=== Source extract ===
Canadian Forest Service Publications
Genetic effects on wood quality traits of plantation-grown white spruce (Picea glauca) and their relationships with growth. 2012. Park, Y.-S.; Weng, Y.; Mansfield, S.D. Tree Genetics and Genomes 8: 303–311.
Issued by: Canadian Wood Fibre Centre
Catalog ID: 33828
Availability: Order paper copy (free)
Clonal repeatabilities on individual tree (H2i) and clonal mean (H2C) bases for growth (14-year height and volume), wood quality traits (latewood proportion, wood density, fiber length, and microfibril angle), and genotypic correlations among the traits were estimated, using 30 white spruce (Picea glauca [Moench] Voss) clones from six full-sib families (five per family). These families were selected from a clonally replicated test to represent different early growth categories: fast, moderate, and slow. Wood increment cores of the 30 clones were collected from two contrasting sites at age 19 years. For growth traits, in contrast to most wood quality traits, more genetic variation was accounted for by clone within family than by family within growth category. Both growth and wood quality traits appear to be under moderate genetic control, with H2i = 0.20 - 0.36 and H2C = 0.70 - 0.83. The only exception was microfibril angle (H2C = 0.10 and H2C = 0.34). Generally, faster growth resulted in a significantly lower latewood proportion and lower overall wood density. Selection for faster growth does not appear to impact on either fiber length or microfibril angle. Among the wood quality traits, significant genotypic association was observed only between latewood proportion and wood density. Despite the generally negative association between growth and wood density among families, several fast-growing clones maintained above-average density. This implies that, by adopting multiclonal forestry, one can simultaneously improve growth and wood density.
===
● Problem statement:
Answer these questions from the publication entry:
1. Which body issued it?
2. How many white spruce clones were used, and from how many full-sib families?
3. At what age were the wood increment cores collected?
The data that comes next has no connection to the publication entry above.
=== Material provided ===
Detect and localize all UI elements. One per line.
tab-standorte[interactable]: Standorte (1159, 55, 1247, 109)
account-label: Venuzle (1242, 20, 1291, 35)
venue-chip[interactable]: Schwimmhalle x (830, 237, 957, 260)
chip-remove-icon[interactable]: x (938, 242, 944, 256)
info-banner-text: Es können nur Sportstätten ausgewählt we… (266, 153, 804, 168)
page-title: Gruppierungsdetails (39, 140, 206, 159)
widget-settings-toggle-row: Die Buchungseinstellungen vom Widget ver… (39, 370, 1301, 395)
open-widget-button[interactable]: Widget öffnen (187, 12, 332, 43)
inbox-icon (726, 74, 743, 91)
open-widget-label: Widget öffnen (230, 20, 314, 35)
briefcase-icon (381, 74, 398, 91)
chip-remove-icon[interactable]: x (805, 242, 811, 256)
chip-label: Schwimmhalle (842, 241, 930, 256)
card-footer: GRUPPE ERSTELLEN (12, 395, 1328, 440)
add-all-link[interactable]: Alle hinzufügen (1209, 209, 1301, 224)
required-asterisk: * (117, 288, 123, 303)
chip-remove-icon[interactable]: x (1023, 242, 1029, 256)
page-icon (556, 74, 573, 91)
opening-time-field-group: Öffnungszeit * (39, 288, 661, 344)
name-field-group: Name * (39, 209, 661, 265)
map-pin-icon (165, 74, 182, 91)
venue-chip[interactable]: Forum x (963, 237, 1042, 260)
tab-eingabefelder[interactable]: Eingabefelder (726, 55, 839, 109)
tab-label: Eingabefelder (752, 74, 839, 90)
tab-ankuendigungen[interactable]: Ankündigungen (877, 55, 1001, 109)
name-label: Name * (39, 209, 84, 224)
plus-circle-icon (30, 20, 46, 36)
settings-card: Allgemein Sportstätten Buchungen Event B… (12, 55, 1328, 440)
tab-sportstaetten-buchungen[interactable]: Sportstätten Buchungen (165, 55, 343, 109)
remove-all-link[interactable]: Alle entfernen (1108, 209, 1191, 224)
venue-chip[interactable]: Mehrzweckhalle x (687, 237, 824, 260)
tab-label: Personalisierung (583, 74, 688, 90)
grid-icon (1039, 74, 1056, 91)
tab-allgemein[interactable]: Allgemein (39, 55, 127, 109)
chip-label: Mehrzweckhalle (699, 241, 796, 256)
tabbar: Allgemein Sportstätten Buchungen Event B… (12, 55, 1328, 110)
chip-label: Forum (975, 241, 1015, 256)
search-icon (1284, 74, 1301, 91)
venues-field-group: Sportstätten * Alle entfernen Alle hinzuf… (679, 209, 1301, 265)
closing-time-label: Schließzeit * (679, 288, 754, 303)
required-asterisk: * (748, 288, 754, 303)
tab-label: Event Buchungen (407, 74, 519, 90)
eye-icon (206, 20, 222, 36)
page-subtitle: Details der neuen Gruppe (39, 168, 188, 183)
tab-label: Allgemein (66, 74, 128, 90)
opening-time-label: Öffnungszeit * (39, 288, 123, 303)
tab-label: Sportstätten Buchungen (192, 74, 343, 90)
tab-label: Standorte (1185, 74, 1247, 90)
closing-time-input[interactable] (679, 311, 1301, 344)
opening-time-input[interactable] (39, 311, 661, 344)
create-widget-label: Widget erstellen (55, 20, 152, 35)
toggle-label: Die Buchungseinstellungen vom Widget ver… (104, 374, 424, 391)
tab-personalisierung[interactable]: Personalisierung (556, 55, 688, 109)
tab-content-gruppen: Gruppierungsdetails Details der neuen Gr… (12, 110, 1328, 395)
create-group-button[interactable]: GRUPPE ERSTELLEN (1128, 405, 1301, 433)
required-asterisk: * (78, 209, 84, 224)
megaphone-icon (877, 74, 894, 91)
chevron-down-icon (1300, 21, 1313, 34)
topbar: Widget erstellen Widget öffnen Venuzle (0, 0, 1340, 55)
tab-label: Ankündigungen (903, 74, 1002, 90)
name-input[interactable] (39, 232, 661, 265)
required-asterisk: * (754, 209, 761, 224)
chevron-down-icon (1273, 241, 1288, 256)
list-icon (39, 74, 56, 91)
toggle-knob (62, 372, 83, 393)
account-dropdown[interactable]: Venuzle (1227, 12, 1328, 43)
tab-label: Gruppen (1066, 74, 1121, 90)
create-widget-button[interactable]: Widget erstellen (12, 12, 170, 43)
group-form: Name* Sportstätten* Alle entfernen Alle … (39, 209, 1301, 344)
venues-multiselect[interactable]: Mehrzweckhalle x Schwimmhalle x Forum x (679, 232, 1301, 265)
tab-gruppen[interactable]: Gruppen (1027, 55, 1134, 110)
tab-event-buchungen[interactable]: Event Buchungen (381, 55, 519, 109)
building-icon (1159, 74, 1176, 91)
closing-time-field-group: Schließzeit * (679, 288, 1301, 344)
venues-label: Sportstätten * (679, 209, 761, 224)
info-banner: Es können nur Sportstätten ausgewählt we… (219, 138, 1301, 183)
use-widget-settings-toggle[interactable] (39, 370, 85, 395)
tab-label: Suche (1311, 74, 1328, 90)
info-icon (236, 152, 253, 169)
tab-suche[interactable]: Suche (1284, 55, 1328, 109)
===
● Task solution:
1. The Canadian Wood Fibre Centre.
2. 30 clones from six full-sib families.
3. At age 19 years.